Problem requirements: Copy out all the lines exactly. Omit pictures.

>> begin

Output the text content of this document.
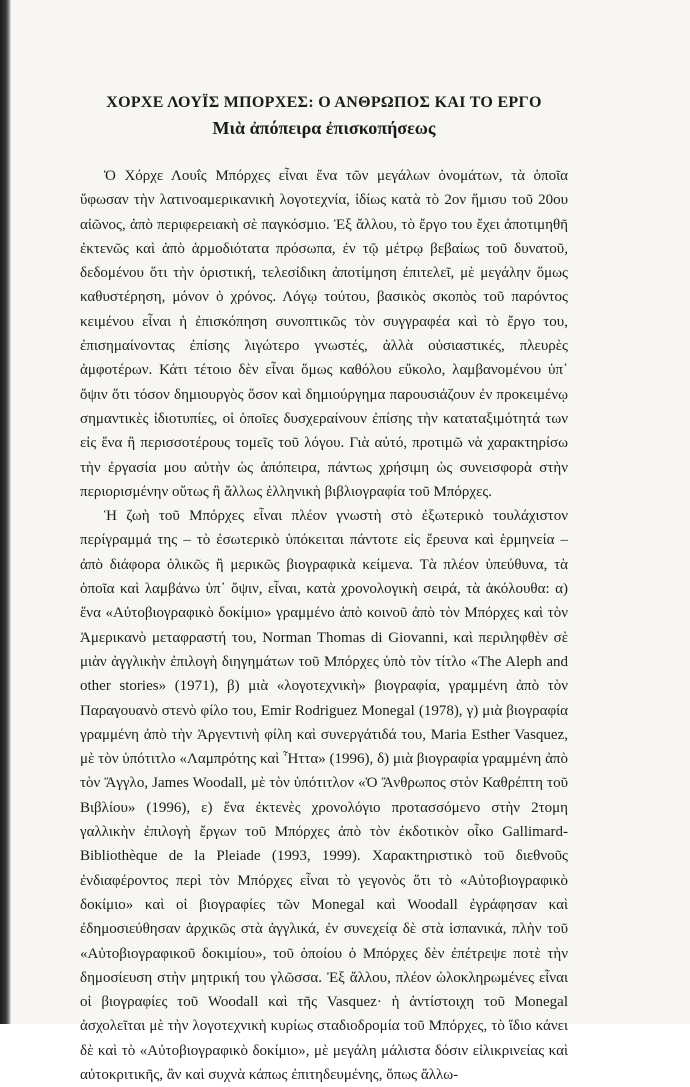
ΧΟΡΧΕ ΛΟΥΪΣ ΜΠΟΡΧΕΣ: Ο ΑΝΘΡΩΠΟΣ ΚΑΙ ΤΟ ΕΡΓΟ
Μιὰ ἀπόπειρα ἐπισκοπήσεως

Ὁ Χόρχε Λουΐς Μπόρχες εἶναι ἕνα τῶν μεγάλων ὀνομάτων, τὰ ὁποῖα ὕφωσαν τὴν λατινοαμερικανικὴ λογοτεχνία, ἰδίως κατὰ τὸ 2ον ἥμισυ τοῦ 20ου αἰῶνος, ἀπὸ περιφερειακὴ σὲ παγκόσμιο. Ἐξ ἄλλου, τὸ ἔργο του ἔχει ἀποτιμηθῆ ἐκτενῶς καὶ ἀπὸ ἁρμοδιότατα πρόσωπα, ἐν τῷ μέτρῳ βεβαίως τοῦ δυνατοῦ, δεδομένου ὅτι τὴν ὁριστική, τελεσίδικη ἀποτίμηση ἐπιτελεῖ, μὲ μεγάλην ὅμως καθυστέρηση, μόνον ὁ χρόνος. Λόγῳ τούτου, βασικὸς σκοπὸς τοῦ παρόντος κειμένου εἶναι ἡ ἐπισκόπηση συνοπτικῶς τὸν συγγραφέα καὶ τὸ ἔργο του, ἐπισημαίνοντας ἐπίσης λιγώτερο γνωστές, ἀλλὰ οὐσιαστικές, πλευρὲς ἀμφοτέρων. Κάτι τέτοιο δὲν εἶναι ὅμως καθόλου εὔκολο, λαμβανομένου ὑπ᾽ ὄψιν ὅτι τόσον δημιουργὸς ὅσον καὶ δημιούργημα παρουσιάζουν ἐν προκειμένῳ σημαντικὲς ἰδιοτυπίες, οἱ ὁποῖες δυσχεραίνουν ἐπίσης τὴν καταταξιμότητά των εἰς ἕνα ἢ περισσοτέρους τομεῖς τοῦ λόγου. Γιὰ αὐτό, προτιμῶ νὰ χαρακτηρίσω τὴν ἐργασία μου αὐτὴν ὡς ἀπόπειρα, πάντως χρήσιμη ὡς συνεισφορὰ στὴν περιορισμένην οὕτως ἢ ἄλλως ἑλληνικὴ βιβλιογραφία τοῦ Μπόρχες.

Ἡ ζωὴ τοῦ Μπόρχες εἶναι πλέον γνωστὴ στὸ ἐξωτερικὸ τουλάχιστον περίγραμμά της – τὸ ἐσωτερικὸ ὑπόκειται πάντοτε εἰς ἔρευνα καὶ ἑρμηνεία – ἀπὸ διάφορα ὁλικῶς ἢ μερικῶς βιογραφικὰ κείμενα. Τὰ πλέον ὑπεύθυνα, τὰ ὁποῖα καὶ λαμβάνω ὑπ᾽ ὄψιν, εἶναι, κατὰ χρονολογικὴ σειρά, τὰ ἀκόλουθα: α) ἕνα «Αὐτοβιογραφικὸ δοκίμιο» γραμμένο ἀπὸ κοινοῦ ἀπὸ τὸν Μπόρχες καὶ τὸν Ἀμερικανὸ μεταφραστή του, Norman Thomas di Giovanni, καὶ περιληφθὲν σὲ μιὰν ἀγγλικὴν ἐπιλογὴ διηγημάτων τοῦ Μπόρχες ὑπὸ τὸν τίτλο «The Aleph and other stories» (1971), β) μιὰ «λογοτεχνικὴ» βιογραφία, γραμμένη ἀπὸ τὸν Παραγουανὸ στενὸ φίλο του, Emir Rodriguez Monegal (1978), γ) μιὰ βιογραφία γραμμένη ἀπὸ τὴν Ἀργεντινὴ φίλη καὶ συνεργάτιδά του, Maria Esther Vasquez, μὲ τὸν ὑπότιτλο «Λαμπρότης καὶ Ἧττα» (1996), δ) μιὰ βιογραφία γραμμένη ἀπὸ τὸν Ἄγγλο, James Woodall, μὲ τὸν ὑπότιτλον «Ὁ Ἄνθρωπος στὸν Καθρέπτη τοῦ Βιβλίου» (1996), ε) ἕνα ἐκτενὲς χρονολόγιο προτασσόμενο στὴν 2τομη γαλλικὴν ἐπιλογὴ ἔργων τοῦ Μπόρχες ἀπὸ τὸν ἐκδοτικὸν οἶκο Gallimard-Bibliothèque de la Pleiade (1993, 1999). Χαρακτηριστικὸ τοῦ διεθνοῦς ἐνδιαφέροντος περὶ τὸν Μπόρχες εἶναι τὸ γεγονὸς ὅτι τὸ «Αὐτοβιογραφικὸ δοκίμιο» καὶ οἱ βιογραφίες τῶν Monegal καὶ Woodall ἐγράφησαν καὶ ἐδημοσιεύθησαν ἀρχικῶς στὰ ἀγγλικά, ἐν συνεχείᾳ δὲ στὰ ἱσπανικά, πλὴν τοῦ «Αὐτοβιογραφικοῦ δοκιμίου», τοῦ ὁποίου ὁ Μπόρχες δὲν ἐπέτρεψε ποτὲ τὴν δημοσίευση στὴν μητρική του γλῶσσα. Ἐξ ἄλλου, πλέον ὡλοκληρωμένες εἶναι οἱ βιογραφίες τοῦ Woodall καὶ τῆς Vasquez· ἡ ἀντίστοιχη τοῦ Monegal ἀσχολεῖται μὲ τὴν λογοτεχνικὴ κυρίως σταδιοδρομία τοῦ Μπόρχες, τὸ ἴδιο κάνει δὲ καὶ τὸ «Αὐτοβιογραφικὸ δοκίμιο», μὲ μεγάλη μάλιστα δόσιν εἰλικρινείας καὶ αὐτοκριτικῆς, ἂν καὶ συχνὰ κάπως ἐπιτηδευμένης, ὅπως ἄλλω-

>> end

Answer to the task:
Output the text content of this document.
ΧΟΡΧΕ ΛΟΥΪΣ ΜΠΟΡΧΕΣ: Ο ΑΝΘΡΩΠΟΣ ΚΑΙ ΤΟ ΕΡΓΟ
Μιὰ ἀπόπειρα ἐπισκοπήσεως

Ὁ Χόρχε Λουΐς Μπόρχες εἶναι ἕνα τῶν μεγάλων ὀνομάτων, τὰ ὁποῖα ὕφωσαν τὴν λατινοαμερικανικὴ λογοτεχνία, ἰδίως κατὰ τὸ 2ον ἥμισυ τοῦ 20ου αἰῶνος, ἀπὸ περιφερειακὴ σὲ παγκόσμιο. Ἐξ ἄλλου, τὸ ἔργο του ἔχει ἀποτιμηθῆ ἐκτενῶς καὶ ἀπὸ ἁρμοδιότατα πρόσωπα, ἐν τῷ μέτρῳ βεβαίως τοῦ δυνατοῦ, δεδομένου ὅτι τὴν ὁριστική, τελεσίδικη ἀποτίμηση ἐπιτελεῖ, μὲ μεγάλην ὅμως καθυστέρηση, μόνον ὁ χρόνος. Λόγῳ τούτου, βασικὸς σκοπὸς τοῦ παρόντος κειμένου εἶναι ἡ ἐπισκόπηση συνοπτικῶς τὸν συγγραφέα καὶ τὸ ἔργο του, ἐπισημαίνοντας ἐπίσης λιγώτερο γνωστές, ἀλλὰ οὐσιαστικές, πλευρὲς ἀμφοτέρων. Κάτι τέτοιο δὲν εἶναι ὅμως καθόλου εὔκολο, λαμβανομένου ὑπ᾽ ὄψιν ὅτι τόσον δημιουργὸς ὅσον καὶ δημιούργημα παρουσιάζουν ἐν προκειμένῳ σημαντικὲς ἰδιοτυπίες, οἱ ὁποῖες δυσχεραίνουν ἐπίσης τὴν καταταξιμότητά των εἰς ἕνα ἢ περισσοτέρους τομεῖς τοῦ λόγου. Γιὰ αὐτό, προτιμῶ νὰ χαρακτηρίσω τὴν ἐργασία μου αὐτὴν ὡς ἀπόπειρα, πάντως χρήσιμη ὡς συνεισφορὰ στὴν περιορισμένην οὕτως ἢ ἄλλως ἑλληνικὴ βιβλιογραφία τοῦ Μπόρχες.

Ἡ ζωὴ τοῦ Μπόρχες εἶναι πλέον γνωστὴ στὸ ἐξωτερικὸ τουλάχιστον περίγραμμά της – τὸ ἐσωτερικὸ ὑπόκειται πάντοτε εἰς ἔρευνα καὶ ἑρμηνεία – ἀπὸ διάφορα ὁλικῶς ἢ μερικῶς βιογραφικὰ κείμενα. Τὰ πλέον ὑπεύθυνα, τὰ ὁποῖα καὶ λαμβάνω ὑπ᾽ ὄψιν, εἶναι, κατὰ χρονολογικὴ σειρά, τὰ ἀκόλουθα: α) ἕνα «Αὐτοβιογραφικὸ δοκίμιο» γραμμένο ἀπὸ κοινοῦ ἀπὸ τὸν Μπόρχες καὶ τὸν Ἀμερικανὸ μεταφραστή του, Norman Thomas di Giovanni, καὶ περιληφθὲν σὲ μιὰν ἀγγλικὴν ἐπιλογὴ διηγημάτων τοῦ Μπόρχες ὑπὸ τὸν τίτλο «The Aleph and other stories» (1971), β) μιὰ «λογοτεχνικὴ» βιογραφία, γραμμένη ἀπὸ τὸν Παραγουανὸ στενὸ φίλο του, Emir Rodriguez Monegal (1978), γ) μιὰ βιογραφία γραμμένη ἀπὸ τὴν Ἀργεντινὴ φίλη καὶ συνεργάτιδά του, Maria Esther Vasquez, μὲ τὸν ὑπότιτλο «Λαμπρότης καὶ Ἧττα» (1996), δ) μιὰ βιογραφία γραμμένη ἀπὸ τὸν Ἄγγλο, James Woodall, μὲ τὸν ὑπότιτλον «Ὁ Ἄνθρωπος στὸν Καθρέπτη τοῦ Βιβλίου» (1996), ε) ἕνα ἐκτενὲς χρονολόγιο προτασσόμενο στὴν 2τομη γαλλικὴν ἐπιλογὴ ἔργων τοῦ Μπόρχες ἀπὸ τὸν ἐκδοτικὸν οἶκο Gallimard-Bibliothèque de la Pleiade (1993, 1999). Χαρακτηριστικὸ τοῦ διεθνοῦς ἐνδιαφέροντος περὶ τὸν Μπόρχες εἶναι τὸ γεγονὸς ὅτι τὸ «Αὐτοβιογραφικὸ δοκίμιο» καὶ οἱ βιογραφίες τῶν Monegal καὶ Woodall ἐγράφησαν καὶ ἐδημοσιεύθησαν ἀρχικῶς στὰ ἀγγλικά, ἐν συνεχείᾳ δὲ στὰ ἱσπανικά, πλὴν τοῦ «Αὐτοβιογραφικοῦ δοκιμίου», τοῦ ὁποίου ὁ Μπόρχες δὲν ἐπέτρεψε ποτὲ τὴν δημοσίευση στὴν μητρική του γλῶσσα. Ἐξ ἄλλου, πλέον ὡλοκληρωμένες εἶναι οἱ βιογραφίες τοῦ Woodall καὶ τῆς Vasquez· ἡ ἀντίστοιχη τοῦ Monegal ἀσχολεῖται μὲ τὴν λογοτεχνικὴ κυρίως σταδιοδρομία τοῦ Μπόρχες, τὸ ἴδιο κάνει δὲ καὶ τὸ «Αὐτοβιογραφικὸ δοκίμιο», μὲ μεγάλη μάλιστα δόσιν εἰλικρινείας καὶ αὐτοκριτικῆς, ἂν καὶ συχνὰ κάπως ἐπιτηδευμένης, ὅπως ἄλλω-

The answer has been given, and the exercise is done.